#### [Document text]

# Alternative to compute-discriminating-function protocol

• To: MOP.pa@Xerox.COM
• Subject: Alternative to compute-discriminating-function protocol
• From: Danny Bobrow <bobrow@parc.xerox.com>
• Date: Wed, 13 Jun 90 21:04:10 -0700 (PDT)
• References: <9006121818.AA22774@roo.parc.xerox.com>, <QaRJOlQB0KGg086RsC@nero.parc.xerox.com>

This message suggests an slight alternative to the current set of
generic functions that make up the protocol for computing the
discriminating function and effective method of a generic function.  It
takes as a premise that systems will often do class-based caching of
effective methods, and provides a direct interface for that
functionality.  I first describe the basic idea (worked out by Jim
desRivieres and myself), and then provide an alternative set of proposed
function pages.

--
When a generic function is invoked, the discriminating function must
determine an effective method created from the methods applicable to the
arguments. Depending on the generic function and the arguments, this is
done in one
of three ways: using a cached value;
calling {\bf compute-cacheable-method-using-classes};
or calling {\bf compute-effective-method} on the result of {\bf
compute-applicable-methods}.

The generic function {\bf compute-cacheable-method-using-classes}
computes such an effective method using only the classes of the required
arguments to the function.  If it returns an effective method, this can
be used and cached (see details below).

#### [Data section]

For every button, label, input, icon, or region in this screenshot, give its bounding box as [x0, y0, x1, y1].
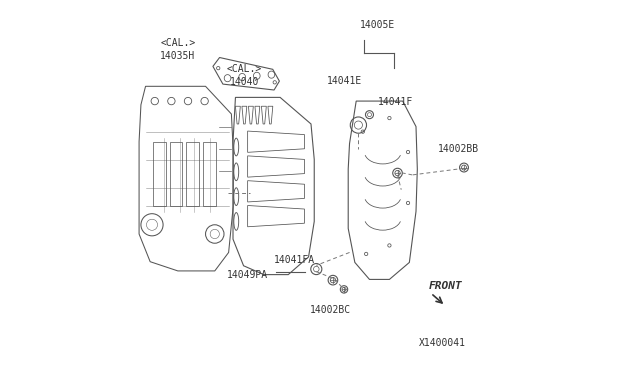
Bar — [203, 142, 216, 206]
Text: 14002BB: 14002BB — [438, 144, 479, 154]
Text: 14041F: 14041F — [378, 97, 413, 107]
Text: 14049PA: 14049PA — [227, 270, 268, 280]
Bar — [170, 142, 182, 206]
Text: FRONT: FRONT — [429, 281, 463, 291]
Text: 14005E: 14005E — [360, 20, 395, 31]
Text: 14002BC: 14002BC — [310, 305, 351, 315]
Bar — [153, 142, 166, 206]
Bar — [186, 142, 199, 206]
Text: <CAL.>
14040: <CAL.> 14040 — [227, 64, 262, 87]
Text: 14041FA: 14041FA — [274, 256, 316, 265]
Text: X1400041: X1400041 — [419, 338, 466, 348]
Text: 14041E: 14041E — [326, 76, 362, 86]
Text: <CAL.>
14035H: <CAL.> 14035H — [160, 38, 195, 61]
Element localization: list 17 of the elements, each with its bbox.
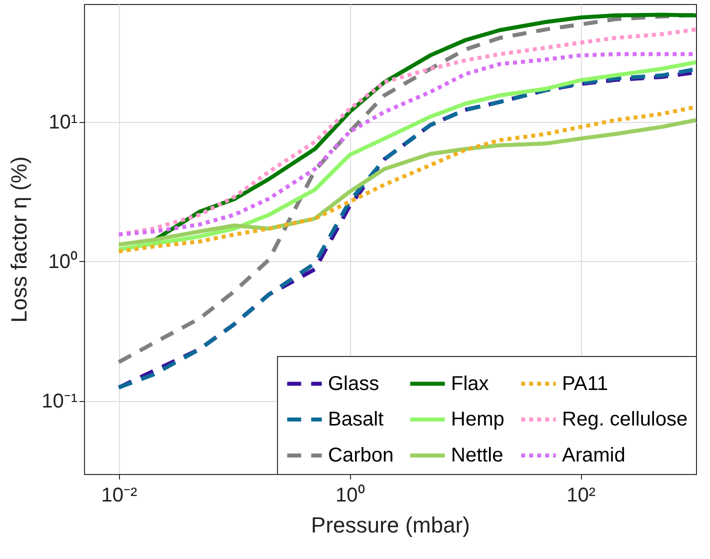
legend-label: PA11 (562, 372, 608, 395)
x-tick-label: 10² (566, 484, 596, 506)
legend-label: Reg. cellulose (562, 408, 688, 430)
x-tick-label: 10⁰ (336, 484, 365, 506)
legend-label: Carbon (328, 444, 394, 466)
y-tick-label: 10⁰ (48, 250, 78, 273)
y-axis-title: Loss factor η (%) (6, 156, 32, 323)
legend-label: Nettle (451, 444, 504, 466)
legend-label: Aramid (562, 444, 626, 466)
y-tick-label: 10¹ (48, 111, 78, 134)
x-tick-label: 10⁻² (101, 484, 138, 506)
legend-label: Hemp (451, 408, 504, 430)
legend-label: Basalt (328, 408, 384, 430)
y-tick-label: 10⁻¹ (42, 390, 78, 413)
legend-label: Flax (451, 372, 489, 395)
legend-label: Glass (328, 372, 380, 395)
x-axis-title: Pressure (mbar) (311, 512, 470, 538)
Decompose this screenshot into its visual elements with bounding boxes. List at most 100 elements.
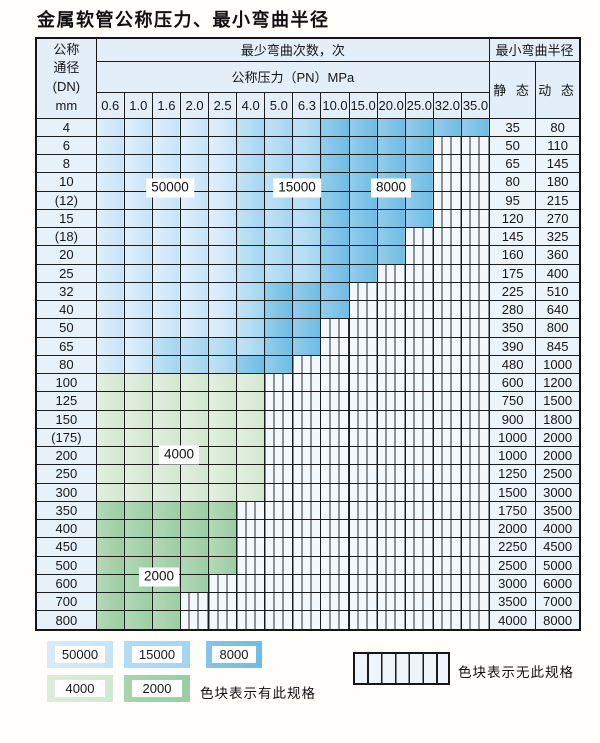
spec-cell (95, 245, 125, 265)
no-spec-cell (404, 372, 434, 393)
no-spec-cell (320, 391, 350, 411)
no-spec-cell (404, 427, 434, 448)
corner-line-3: (DN) (52, 79, 81, 95)
spec-cell (320, 299, 350, 320)
dn-cell: 20 (35, 245, 97, 265)
static-radius-cell: 1750 (489, 500, 537, 521)
bend-cycles-header: 最少弯曲次数，次 (95, 37, 491, 62)
dynamic-radius-cell: 845 (535, 336, 581, 356)
dynamic-radius-cell: 400 (535, 263, 581, 283)
spec-cell (123, 482, 153, 502)
no-spec-cell (432, 299, 462, 320)
spec-cell (123, 153, 153, 174)
spec-cell (404, 208, 434, 229)
dn-cell: 4 (35, 117, 97, 137)
dynamic-radius-cell: 640 (535, 299, 581, 320)
table-row: 100 600 1200 (35, 372, 581, 393)
dn-cell: 65 (35, 336, 97, 356)
no-spec-cell (292, 573, 322, 594)
no-spec-cell (348, 391, 378, 411)
no-spec-cell (404, 482, 434, 502)
legend-swatch-8000: 8000 (206, 641, 262, 668)
spec-cell (208, 537, 238, 557)
no-spec-cell (432, 391, 462, 411)
no-spec-cell (432, 482, 462, 502)
spec-cell (236, 299, 266, 320)
spec-cell (264, 318, 294, 338)
table-row: 450 2250 4500 (35, 537, 581, 557)
dn-cell: 450 (35, 537, 97, 557)
no-spec-cell (404, 336, 434, 356)
no-spec-cell (432, 573, 462, 594)
bend-radius-header: 最小弯曲半径 (489, 37, 581, 62)
no-spec-cell (292, 482, 322, 502)
no-spec-cell (264, 555, 294, 575)
no-spec-cell (320, 482, 350, 502)
spec-cell (320, 190, 350, 210)
spec-cell (236, 263, 266, 283)
spec-cell (236, 208, 266, 229)
table-row: 125 750 1500 (35, 391, 581, 411)
no-spec-cell (460, 610, 491, 631)
spec-cell (208, 153, 238, 174)
no-spec-cell (460, 427, 491, 448)
spec-cell (208, 482, 238, 502)
spec-cell (95, 135, 125, 156)
spec-cell (348, 226, 378, 247)
table-row: 300 1500 3000 (35, 482, 581, 502)
no-spec-cell (376, 427, 406, 448)
no-spec-cell (460, 372, 491, 393)
spec-cell (208, 263, 238, 283)
static-radius-cell: 2000 (489, 518, 537, 539)
spec-cell (264, 263, 294, 283)
dynamic-radius-cell: 2500 (535, 464, 581, 484)
static-radius-cell: 95 (489, 190, 537, 210)
no-spec-cell (236, 591, 266, 612)
spec-cell (292, 245, 322, 265)
legend-label-4000: 4000 (55, 680, 105, 697)
no-spec-cell (264, 537, 294, 557)
spec-cell (348, 153, 378, 174)
spec-cell (151, 263, 181, 283)
no-spec-cell (432, 610, 462, 631)
spec-cell (320, 117, 350, 137)
spec-cell (292, 318, 322, 338)
no-spec-cell (460, 445, 491, 466)
static-radius-cell: 1250 (489, 464, 537, 484)
spec-cell (236, 482, 266, 502)
spec-cell (95, 464, 125, 484)
spec-cell (348, 135, 378, 156)
no-spec-cell (292, 391, 322, 411)
page-title: 金属软管公称压力、最小弯曲半径 (37, 10, 330, 31)
no-spec-cell (292, 372, 322, 393)
spec-cell (292, 117, 322, 137)
spec-cell (151, 336, 181, 356)
no-spec-cell (460, 208, 491, 229)
no-spec-cell (264, 482, 294, 502)
pressure-col-header: 10.0 (320, 91, 350, 119)
spec-cell (151, 518, 181, 539)
no-spec-cell (320, 464, 350, 484)
spec-cell (123, 281, 153, 302)
spec-cell (264, 336, 294, 356)
no-spec-cell (348, 482, 378, 502)
pressure-col-header: 5.0 (264, 91, 294, 119)
no-spec-cell (404, 391, 434, 411)
spec-cell (264, 281, 294, 302)
cycles-label-15000: 15000 (273, 178, 321, 198)
no-spec-cell (432, 190, 462, 210)
dynamic-radius-cell: 1000 (535, 354, 581, 375)
spec-cell (151, 299, 181, 320)
no-spec-cell (460, 537, 491, 557)
no-spec-cell (432, 537, 462, 557)
no-spec-cell (432, 500, 462, 521)
spec-cell (95, 610, 125, 631)
no-spec-cell (264, 573, 294, 594)
spec-cell (208, 427, 238, 448)
no-spec-cell (179, 610, 210, 631)
spec-cell (208, 208, 238, 229)
dynamic-radius-cell: 325 (535, 226, 581, 247)
no-spec-cell (320, 555, 350, 575)
dn-cell: (12) (35, 190, 97, 210)
spec-cell (348, 245, 378, 265)
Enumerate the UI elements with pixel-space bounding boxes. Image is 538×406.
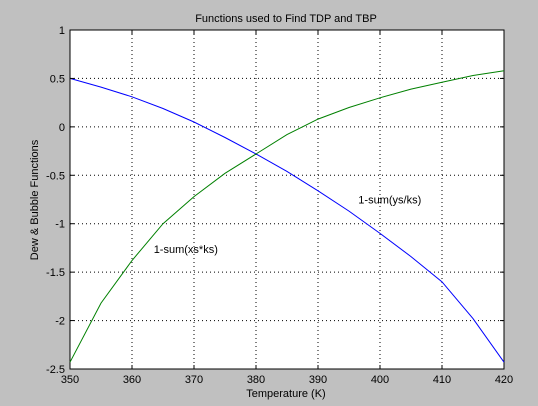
annotation-label: 1-sum(xs*ks) (154, 244, 218, 256)
y-tick-label: -2.5 (46, 364, 65, 376)
y-tick-label: -0.5 (46, 170, 65, 182)
x-tick-label: 380 (247, 374, 265, 386)
x-tick-label: 400 (371, 374, 389, 386)
y-tick-label: -1 (55, 219, 65, 231)
y-tick-label: 1 (59, 25, 65, 37)
y-tick-label: -1.5 (46, 267, 65, 279)
series-line-2 (69, 70, 505, 363)
annotations: 1-sum(ys/ks) 1-sum(xs*ks) (154, 195, 422, 256)
x-tick-label: 420 (495, 374, 513, 386)
y-tick-label: 0.5 (50, 73, 65, 85)
annotation-label: 1-sum(ys/ks) (358, 195, 421, 207)
x-tick-label: 410 (433, 374, 451, 386)
y-axis: -2.5 -2 -1.5 -1 -0.5 0 0.5 1 (46, 25, 504, 376)
y-tick-label: -2 (55, 316, 65, 328)
chart-title: Functions used to Find TDP and TBP (195, 13, 377, 25)
x-axis-label: Temperature (K) (246, 388, 325, 400)
x-axis: 350 360 370 380 390 400 410 420 (61, 30, 513, 386)
x-tick-label: 390 (309, 374, 327, 386)
series-line-1 (69, 77, 505, 363)
x-tick-label: 350 (61, 374, 79, 386)
y-axis-label: Dew & Bubble Functions (29, 139, 41, 260)
plot-area (69, 29, 505, 370)
grid (70, 30, 504, 369)
x-tick-label: 370 (185, 374, 203, 386)
y-tick-label: 0 (59, 122, 65, 134)
series-layer (69, 70, 505, 363)
x-tick-label: 360 (123, 374, 141, 386)
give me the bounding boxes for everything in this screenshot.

#### [Exercise 1]
Why does the message on the discriminating-function protocol provide a direct interface for class-based caching of effective methods?
#### [Exercise 2]
In the message on the discriminating-function protocol, switch "protocol" to "interface" and reproduce the stretch from "# Alternative to" through "21:04:10 -0700 (PDT)".

#### [Worked solution 1]
It assumes as a premise that systems will often do class-based caching of effective methods, so it gives that functionality a direct interface.

#### [Worked solution 2]
# Alternative to compute-discriminating-function interface

• To: MOP.pa@Xerox.COM
• Subject: Alternative to compute-discriminating-function interface
• From: Danny Bobrow <bobrow@parc.xerox.com>
• Date: Wed, 13 Jun 90 21:04:10 -0700 (PDT)